* **Brief**
Pick out and copy every line below that has the word "Random".

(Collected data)

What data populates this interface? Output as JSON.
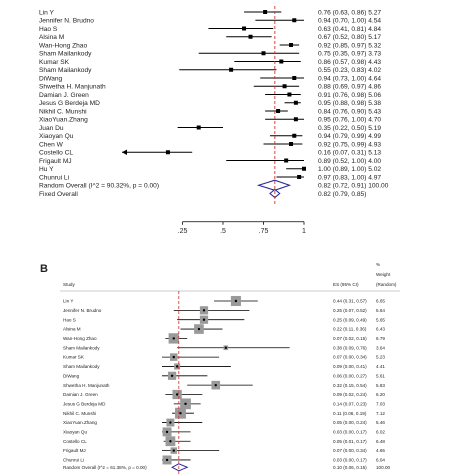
{
  "chart_data": [
    {
      "type": "forest",
      "title": "",
      "xlim": [
        0,
        1
      ],
      "ticks": [
        0.25,
        0.5,
        0.75,
        1
      ],
      "tick_labels": [
        ".25",
        ".5",
        ".75",
        "1"
      ],
      "reference_line": 0.82,
      "rows": [
        {
          "study": "Lin Y",
          "es": 0.76,
          "lo": 0.63,
          "hi": 0.86,
          "weight": "5.27",
          "label": "0.76 (0.63, 0.86) 5.27"
        },
        {
          "study": "Jennifer N. Brudno",
          "es": 0.94,
          "lo": 0.7,
          "hi": 1.0,
          "weight": "4.54",
          "label": "0.94 (0.70, 1.00) 4.54"
        },
        {
          "study": "Hao S",
          "es": 0.63,
          "lo": 0.41,
          "hi": 0.81,
          "weight": "4.84",
          "label": "0.63 (0.41, 0.81) 4.84"
        },
        {
          "study": "Alsina M",
          "es": 0.67,
          "lo": 0.52,
          "hi": 0.8,
          "weight": "5.17",
          "label": "0.67 (0.52, 0.80) 5.17"
        },
        {
          "study": "Wan-Hong Zhao",
          "es": 0.92,
          "es_note": "",
          "lo": 0.85,
          "hi": 0.97,
          "weight": "5.32",
          "label": "0.92 (0.85, 0.97) 5.32"
        },
        {
          "study": "Sham Mailankody",
          "es": 0.75,
          "lo": 0.35,
          "hi": 0.97,
          "weight": "3.73",
          "label": "0.75 (0.35, 0.97) 3.73"
        },
        {
          "study": "Kumar SK",
          "es": 0.86,
          "lo": 0.57,
          "hi": 0.98,
          "weight": "4.43",
          "label": "0.86 (0.57, 0.98) 4.43"
        },
        {
          "study": "Sham Mailankody",
          "es": 0.55,
          "lo": 0.23,
          "hi": 0.83,
          "weight": "4.02",
          "label": "0.55 (0.23, 0.83) 4.02"
        },
        {
          "study": "DiWang",
          "es": 0.94,
          "lo": 0.73,
          "hi": 1.0,
          "weight": "4.64",
          "label": "0.94 (0.73, 1.00) 4.64"
        },
        {
          "study": "Shwetha H. Manjunath",
          "es": 0.88,
          "lo": 0.69,
          "hi": 0.97,
          "weight": "4.86",
          "label": "0.88 (0.69, 0.97) 4.86"
        },
        {
          "study": "Damian J. Green",
          "es": 0.91,
          "lo": 0.76,
          "hi": 0.98,
          "weight": "5.06",
          "label": "0.91 (0.76, 0.98) 5.06"
        },
        {
          "study": "Jesus G Berdeja MD",
          "es": 0.95,
          "lo": 0.88,
          "hi": 0.98,
          "weight": "5.38",
          "label": "0.95 (0.88, 0.98) 5.38"
        },
        {
          "study": "Nikhil C. Munshi",
          "es": 0.84,
          "lo": 0.76,
          "hi": 0.9,
          "weight": "5.43",
          "label": "0.84 (0.76, 0.90) 5.43"
        },
        {
          "study": "XiaoYuan.Zhang",
          "es": 0.95,
          "lo": 0.76,
          "hi": 1.0,
          "weight": "4.70",
          "label": "0.95 (0.76, 1.00) 4.70"
        },
        {
          "study": "Juan Du",
          "es": 0.35,
          "lo": 0.22,
          "hi": 0.5,
          "weight": "5.19",
          "label": "0.35 (0.22, 0.50) 5.19"
        },
        {
          "study": "Xiaoyan Qu",
          "es": 0.94,
          "lo": 0.79,
          "hi": 0.99,
          "weight": "4.99",
          "label": "0.94 (0.79, 0.99) 4.99"
        },
        {
          "study": "Chen W",
          "es": 0.92,
          "lo": 0.75,
          "hi": 0.99,
          "weight": "4.93",
          "label": "0.92 (0.75, 0.99) 4.93"
        },
        {
          "study": "Costello CL",
          "es": 0.16,
          "lo": 0.07,
          "hi": 0.31,
          "weight": "5.13",
          "label": "0.16 (0.07, 0.31) 5.13",
          "arrow_left": true
        },
        {
          "study": "Frigault MJ",
          "es": 0.89,
          "lo": 0.52,
          "hi": 1.0,
          "weight": "4.00",
          "label": "0.89 (0.52, 1.00) 4.00"
        },
        {
          "study": "Hu Y",
          "es": 1.0,
          "lo": 0.89,
          "hi": 1.0,
          "weight": "5.02",
          "label": "1.00 (0.89, 1.00) 5.02"
        },
        {
          "study": "Chunrui Li",
          "es": 0.97,
          "lo": 0.83,
          "hi": 1.0,
          "weight": "4.97",
          "label": "0.97 (0.83, 1.00) 4.97"
        }
      ],
      "overall": [
        {
          "study": "Random Overall  (I^2 = 90.32%, p = 0.00)",
          "es": 0.82,
          "lo": 0.72,
          "hi": 0.91,
          "label": "0.82 (0.72, 0.91) 100.00"
        },
        {
          "study": "Fixed Overall",
          "es": 0.82,
          "lo": 0.79,
          "hi": 0.85,
          "label": "0.82 (0.79, 0.85)"
        }
      ]
    },
    {
      "type": "forest",
      "panel_label": "B",
      "title": "",
      "xlim": [
        0,
        1
      ],
      "reference_line": 0.1,
      "header": {
        "study": "Study",
        "es": "ES (95% CI)",
        "weight_line1": "%",
        "weight_line2": "Weight",
        "weight_line3": "(Random)"
      },
      "rows": [
        {
          "study": "Lin Y",
          "es": 0.44,
          "lo": 0.31,
          "hi": 0.57,
          "label": "0.44 (0.31, 0.57)",
          "weight": "6.65"
        },
        {
          "study": "Jennifer N. Brudno",
          "es": 0.25,
          "lo": 0.07,
          "hi": 0.52,
          "label": "0.25 (0.07, 0.52)",
          "weight": "5.64"
        },
        {
          "study": "Hao S",
          "es": 0.25,
          "lo": 0.09,
          "hi": 0.49,
          "label": "0.25 (0.09, 0.49)",
          "weight": "5.65"
        },
        {
          "study": "Alsina M",
          "es": 0.22,
          "lo": 0.11,
          "hi": 0.36,
          "label": "0.22 (0.11, 0.36)",
          "weight": "6.43"
        },
        {
          "study": "Wan-Hong Zhao",
          "es": 0.07,
          "lo": 0.02,
          "hi": 0.15,
          "label": "0.07 (0.02, 0.15)",
          "weight": "6.79"
        },
        {
          "study": "Sham Mailankody",
          "es": 0.38,
          "lo": 0.09,
          "hi": 0.76,
          "label": "0.38 (0.09, 0.76)",
          "weight": "3.64"
        },
        {
          "study": "Kumar SK",
          "es": 0.07,
          "lo": 0.0,
          "hi": 0.34,
          "label": "0.07 (0.00, 0.34)",
          "weight": "5.23"
        },
        {
          "study": "Sham Mailankody",
          "es": 0.09,
          "lo": 0.0,
          "hi": 0.41,
          "label": "0.09 (0.00, 0.41)",
          "weight": "4.41"
        },
        {
          "study": "DiWang",
          "es": 0.06,
          "lo": 0.0,
          "hi": 0.27,
          "label": "0.06 (0.00, 0.27)",
          "weight": "5.61"
        },
        {
          "study": "Shwetha H. Manjunath",
          "es": 0.32,
          "lo": 0.15,
          "hi": 0.54,
          "label": "0.32 (0.15, 0.54)",
          "weight": "5.83"
        },
        {
          "study": "Damian J. Green",
          "es": 0.09,
          "lo": 0.02,
          "hi": 0.24,
          "label": "0.09 (0.02, 0.24)",
          "weight": "6.20"
        },
        {
          "study": "Jesus G Berdeja MD",
          "es": 0.14,
          "lo": 0.07,
          "hi": 0.23,
          "label": "0.14 (0.07, 0.23)",
          "weight": "7.03"
        },
        {
          "study": "Nikhil C. Munshi",
          "es": 0.11,
          "lo": 0.06,
          "hi": 0.19,
          "label": "0.11 (0.06, 0.19)",
          "weight": "7.12"
        },
        {
          "study": "XiaoYuan.Zhang",
          "es": 0.05,
          "lo": 0.0,
          "hi": 0.24,
          "label": "0.05 (0.00, 0.24)",
          "weight": "5.46"
        },
        {
          "study": "Xiaoyan Qu",
          "es": 0.03,
          "lo": 0.0,
          "hi": 0.17,
          "label": "0.03 (0.00, 0.17)",
          "weight": "6.02"
        },
        {
          "study": "Costello CL",
          "es": 0.05,
          "lo": 0.01,
          "hi": 0.17,
          "label": "0.05 (0.01, 0.17)",
          "weight": "6.48"
        },
        {
          "study": "Frigault MJ",
          "es": 0.07,
          "lo": 0.0,
          "hi": 0.34,
          "label": "0.07 (0.00, 0.34)",
          "weight": "4.65"
        },
        {
          "study": "Chunrui Li",
          "es": 0.03,
          "lo": 0.0,
          "hi": 0.17,
          "label": "0.03 (0.00, 0.17)",
          "weight": "6.04"
        }
      ],
      "overall": [
        {
          "study": "Random Overall  (I^2 = 61.38%, p = 0.00)",
          "es": 0.1,
          "lo": 0.06,
          "hi": 0.15,
          "label": "0.10 (0.06, 0.15)",
          "weight": "100.00"
        }
      ]
    }
  ]
}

* **Correct response**
          "study": "Random Overall  (I^2 = 90.32%, p = 0.00)",
        "weight_line3": "(Random)"
          "study": "Random Overall  (I^2 = 61.38%, p = 0.00)",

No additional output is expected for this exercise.